_EXERCISE OBJECTIVE_
Return every record exactly as written.

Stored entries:
________________
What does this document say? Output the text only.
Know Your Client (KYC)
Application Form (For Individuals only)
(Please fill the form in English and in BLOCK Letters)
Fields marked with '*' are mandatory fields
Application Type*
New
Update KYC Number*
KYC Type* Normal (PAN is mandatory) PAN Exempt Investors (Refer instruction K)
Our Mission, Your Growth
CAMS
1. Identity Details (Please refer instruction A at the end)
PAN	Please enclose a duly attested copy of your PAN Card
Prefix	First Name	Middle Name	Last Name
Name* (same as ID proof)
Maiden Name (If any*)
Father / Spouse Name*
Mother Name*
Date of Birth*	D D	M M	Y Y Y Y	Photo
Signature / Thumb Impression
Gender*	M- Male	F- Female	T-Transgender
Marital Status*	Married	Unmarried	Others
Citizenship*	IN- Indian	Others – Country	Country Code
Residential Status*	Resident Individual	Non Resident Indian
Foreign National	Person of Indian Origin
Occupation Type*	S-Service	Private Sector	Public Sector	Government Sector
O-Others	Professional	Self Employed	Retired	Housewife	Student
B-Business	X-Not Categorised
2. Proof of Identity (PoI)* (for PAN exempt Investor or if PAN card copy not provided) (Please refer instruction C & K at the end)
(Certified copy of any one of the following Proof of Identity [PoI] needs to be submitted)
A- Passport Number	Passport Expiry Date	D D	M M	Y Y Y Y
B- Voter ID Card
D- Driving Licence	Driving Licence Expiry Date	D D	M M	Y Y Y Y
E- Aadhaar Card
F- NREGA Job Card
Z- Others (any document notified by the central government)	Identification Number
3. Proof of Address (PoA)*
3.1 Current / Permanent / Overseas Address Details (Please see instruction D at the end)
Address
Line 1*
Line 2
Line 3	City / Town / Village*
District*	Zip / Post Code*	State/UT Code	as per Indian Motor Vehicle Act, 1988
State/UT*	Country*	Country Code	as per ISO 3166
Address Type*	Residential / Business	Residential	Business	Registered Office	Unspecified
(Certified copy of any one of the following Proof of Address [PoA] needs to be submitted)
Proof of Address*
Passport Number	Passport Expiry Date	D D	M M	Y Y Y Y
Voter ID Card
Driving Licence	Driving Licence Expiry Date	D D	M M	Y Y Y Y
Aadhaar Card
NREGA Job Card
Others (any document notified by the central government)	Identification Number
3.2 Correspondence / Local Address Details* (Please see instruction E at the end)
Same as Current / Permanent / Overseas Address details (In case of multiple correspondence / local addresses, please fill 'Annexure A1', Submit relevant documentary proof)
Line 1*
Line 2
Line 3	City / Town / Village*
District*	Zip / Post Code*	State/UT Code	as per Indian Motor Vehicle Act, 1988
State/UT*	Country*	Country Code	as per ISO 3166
________________
_ANSWER BELOW_
What does this document say? Output the text only.
Know Your Client (KYC)
Application Form (For Individuals only)
(Please fill the form in English and in BLOCK Letters)
Fields marked with '*' are mandatory fields
Application Type*
New
Update KYC Number*
KYC Type* Normal (PAN is mandatory) PAN Exempt Investors (Refer instruction K)
Our Mission, Your Growth
CAMS
1. Identity Details (Please refer instruction A at the end)
PAN	Please enclose a duly attested copy of your PAN Card
Prefix	First Name	Middle Name	Last Name
Name* (same as ID proof)
Maiden Name (If any*)
Father / Spouse Name*
Mother Name*
Date of Birth*	D D	M M	Y Y Y Y	Photo
Signature / Thumb Impression
Gender*	M- Male	F- Female	T-Transgender
Marital Status*	Married	Unmarried	Others
Citizenship*	IN- Indian	Others – Country	Country Code
Residential Status*	Resident Individual	Non Resident Indian
Foreign National	Person of Indian Origin
Occupation Type*	S-Service	Private Sector	Public Sector	Government Sector
O-Others	Professional	Self Employed	Retired	Housewife	Student
B-Business	X-Not Categorised
2. Proof of Identity (PoI)* (for PAN exempt Investor or if PAN card copy not provided) (Please refer instruction C & K at the end)
(Certified copy of any one of the following Proof of Identity [PoI] needs to be submitted)
A- Passport Number	Passport Expiry Date	D D	M M	Y Y Y Y
B- Voter ID Card
D- Driving Licence	Driving Licence Expiry Date	D D	M M	Y Y Y Y
E- Aadhaar Card
F- NREGA Job Card
Z- Others (any document notified by the central government)	Identification Number
3. Proof of Address (PoA)*
3.1 Current / Permanent / Overseas Address Details (Please see instruction D at the end)
Address
Line 1*
Line 2
Line 3	City / Town / Village*
District*	Zip / Post Code*	State/UT Code	as per Indian Motor Vehicle Act, 1988
State/UT*	Country*	Country Code	as per ISO 3166
Address Type*	Residential / Business	Residential	Business	Registered Office	Unspecified
(Certified copy of any one of the following Proof of Address [PoA] needs to be submitted)
Proof of Address*
Passport Number	Passport Expiry Date	D D	M M	Y Y Y Y
Voter ID Card
Driving Licence	Driving Licence Expiry Date	D D	M M	Y Y Y Y
Aadhaar Card
NREGA Job Card
Others (any document notified by the central government)	Identification Number
3.2 Correspondence / Local Address Details* (Please see instruction E at the end)
Same as Current / Permanent / Overseas Address details (In case of multiple correspondence / local addresses, please fill 'Annexure A1', Submit relevant documentary proof)
Line 1*
Line 2
Line 3	City / Town / Village*
District*	Zip / Post Code*	State/UT Code	as per Indian Motor Vehicle Act, 1988
State/UT*	Country*	Country Code	as per ISO 3166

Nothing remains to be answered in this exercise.